▶ _Written instruction_
Transcribe all the entries word for word, skipping the pictures.
--- start of Provided records ---
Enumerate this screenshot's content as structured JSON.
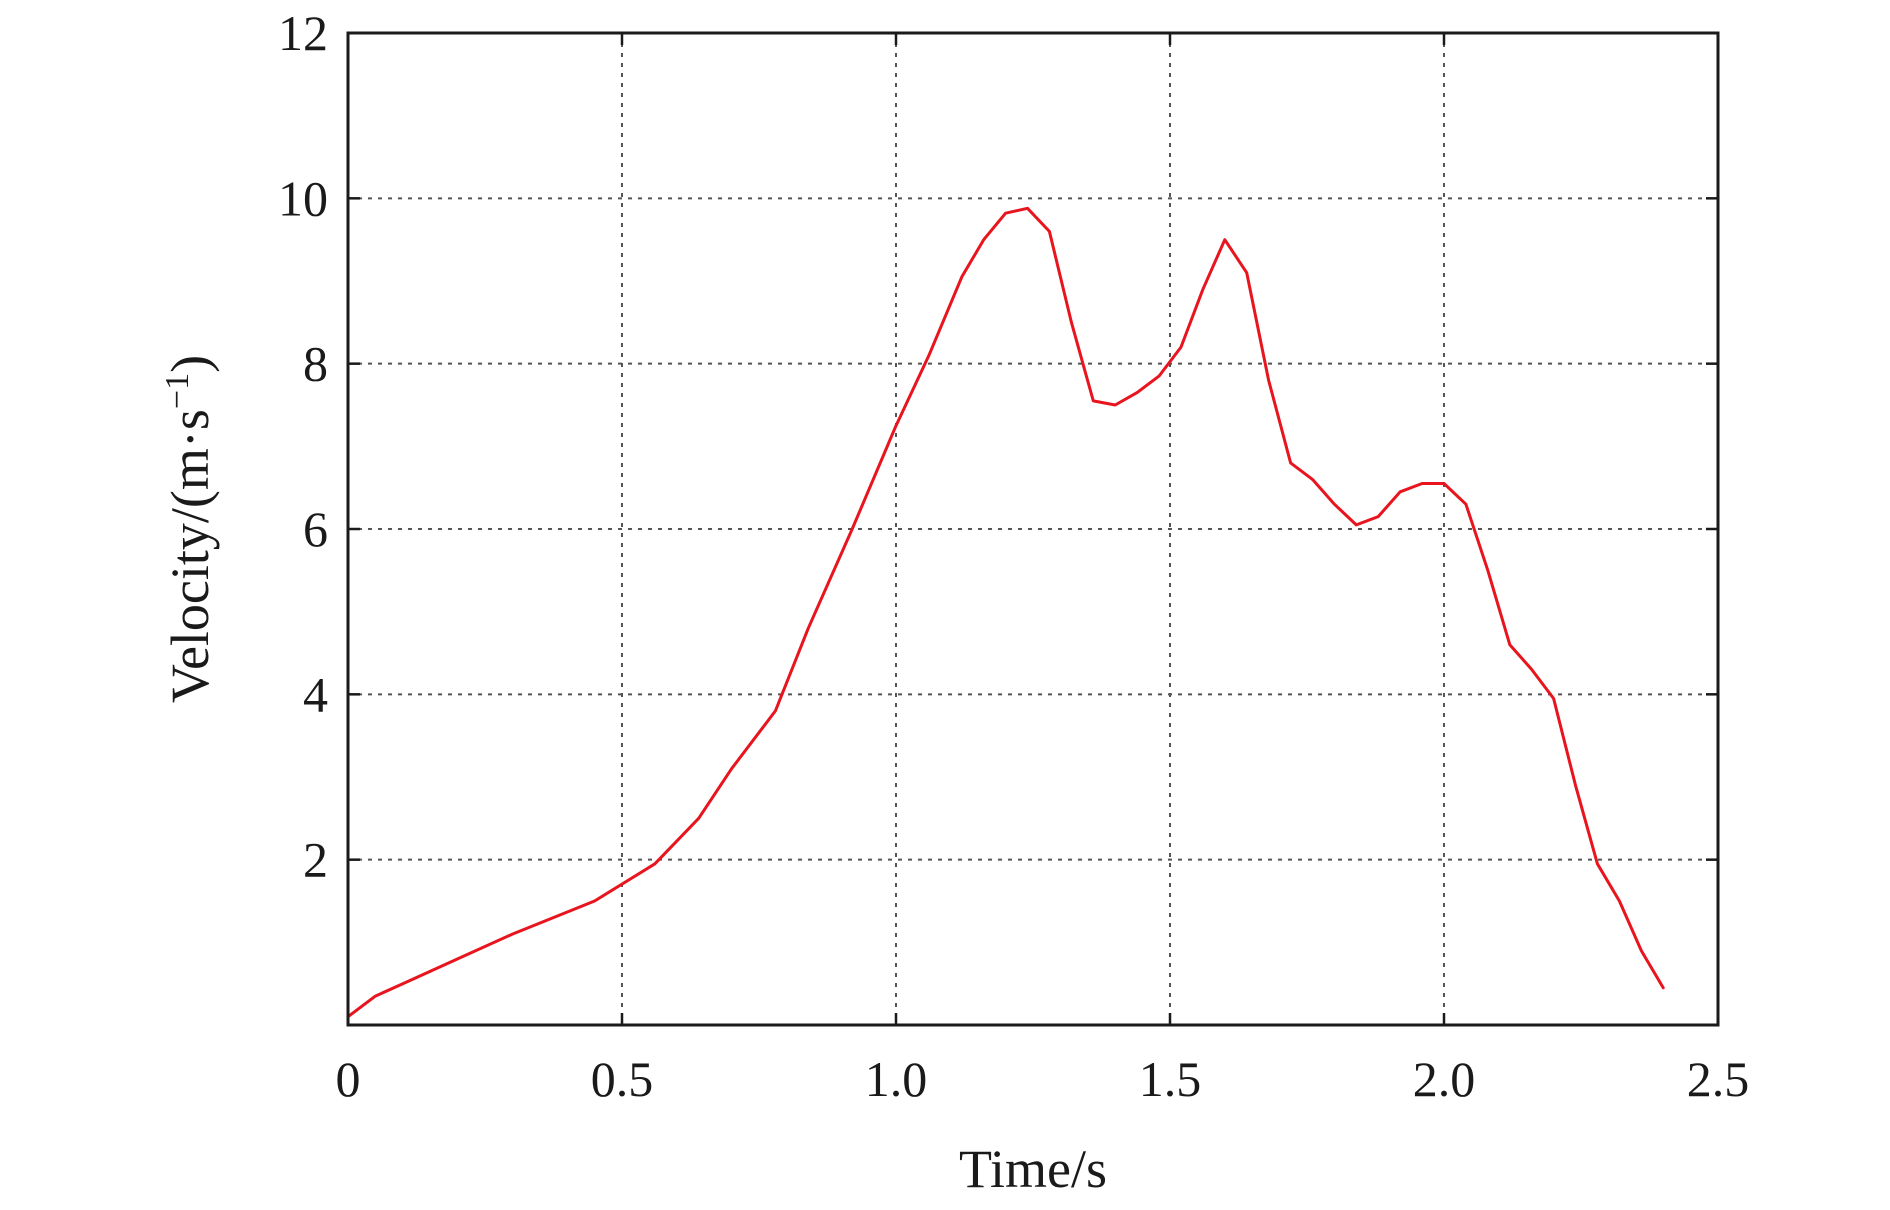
{
  "chart_data": {
    "type": "line",
    "title": "",
    "xlabel": "Time/s",
    "ylabel_main": "Velocity/(m·s",
    "ylabel_sup": "−1",
    "ylabel_close": ")",
    "xlim": [
      0,
      2.5
    ],
    "ylim": [
      0,
      12
    ],
    "xticks": [
      0,
      0.5,
      1.0,
      1.5,
      2.0,
      2.5
    ],
    "xtick_labels": [
      "0",
      "0.5",
      "1.0",
      "1.5",
      "2.0",
      "2.5"
    ],
    "yticks": [
      2,
      4,
      6,
      8,
      10,
      12
    ],
    "ytick_labels": [
      "2",
      "4",
      "6",
      "8",
      "10",
      "12"
    ],
    "grid": true,
    "series": [
      {
        "color": "#e8141e",
        "x": [
          0.0,
          0.05,
          0.1,
          0.2,
          0.3,
          0.45,
          0.56,
          0.64,
          0.7,
          0.78,
          0.84,
          0.92,
          1.0,
          1.06,
          1.12,
          1.16,
          1.2,
          1.24,
          1.28,
          1.32,
          1.36,
          1.4,
          1.44,
          1.48,
          1.52,
          1.56,
          1.6,
          1.64,
          1.68,
          1.72,
          1.76,
          1.8,
          1.84,
          1.88,
          1.92,
          1.96,
          2.0,
          2.04,
          2.08,
          2.12,
          2.16,
          2.2,
          2.24,
          2.28,
          2.32,
          2.36,
          2.4
        ],
        "y": [
          0.1,
          0.35,
          0.5,
          0.8,
          1.1,
          1.5,
          1.95,
          2.5,
          3.1,
          3.8,
          4.8,
          6.0,
          7.25,
          8.1,
          9.05,
          9.5,
          9.82,
          9.88,
          9.6,
          8.5,
          7.55,
          7.5,
          7.65,
          7.85,
          8.2,
          8.9,
          9.5,
          9.1,
          7.8,
          6.8,
          6.6,
          6.3,
          6.05,
          6.15,
          6.45,
          6.55,
          6.55,
          6.3,
          5.5,
          4.6,
          4.3,
          3.95,
          2.9,
          1.95,
          1.5,
          0.9,
          0.45
        ]
      }
    ]
  }
}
--- end of Provided records ---
▶ _Result of this exercise_
Enumerate this screenshot's content as structured JSON.
{
  "chart_data": {
    "type": "line",
    "title": "",
    "xlabel": "Time/s",
    "ylabel_main": "Velocity/(m·s",
    "ylabel_sup": "−1",
    "ylabel_close": ")",
    "xlim": [
      0,
      2.5
    ],
    "ylim": [
      0,
      12
    ],
    "xticks": [
      0,
      0.5,
      1.0,
      1.5,
      2.0,
      2.5
    ],
    "xtick_labels": [
      "0",
      "0.5",
      "1.0",
      "1.5",
      "2.0",
      "2.5"
    ],
    "yticks": [
      2,
      4,
      6,
      8,
      10,
      12
    ],
    "ytick_labels": [
      "2",
      "4",
      "6",
      "8",
      "10",
      "12"
    ],
    "grid": true,
    "series": [
      {
        "color": "#e8141e",
        "x": [
          0.0,
          0.05,
          0.1,
          0.2,
          0.3,
          0.45,
          0.56,
          0.64,
          0.7,
          0.78,
          0.84,
          0.92,
          1.0,
          1.06,
          1.12,
          1.16,
          1.2,
          1.24,
          1.28,
          1.32,
          1.36,
          1.4,
          1.44,
          1.48,
          1.52,
          1.56,
          1.6,
          1.64,
          1.68,
          1.72,
          1.76,
          1.8,
          1.84,
          1.88,
          1.92,
          1.96,
          2.0,
          2.04,
          2.08,
          2.12,
          2.16,
          2.2,
          2.24,
          2.28,
          2.32,
          2.36,
          2.4
        ],
        "y": [
          0.1,
          0.35,
          0.5,
          0.8,
          1.1,
          1.5,
          1.95,
          2.5,
          3.1,
          3.8,
          4.8,
          6.0,
          7.25,
          8.1,
          9.05,
          9.5,
          9.82,
          9.88,
          9.6,
          8.5,
          7.55,
          7.5,
          7.65,
          7.85,
          8.2,
          8.9,
          9.5,
          9.1,
          7.8,
          6.8,
          6.6,
          6.3,
          6.05,
          6.15,
          6.45,
          6.55,
          6.55,
          6.3,
          5.5,
          4.6,
          4.3,
          3.95,
          2.9,
          1.95,
          1.5,
          0.9,
          0.45
        ]
      }
    ]
  }
}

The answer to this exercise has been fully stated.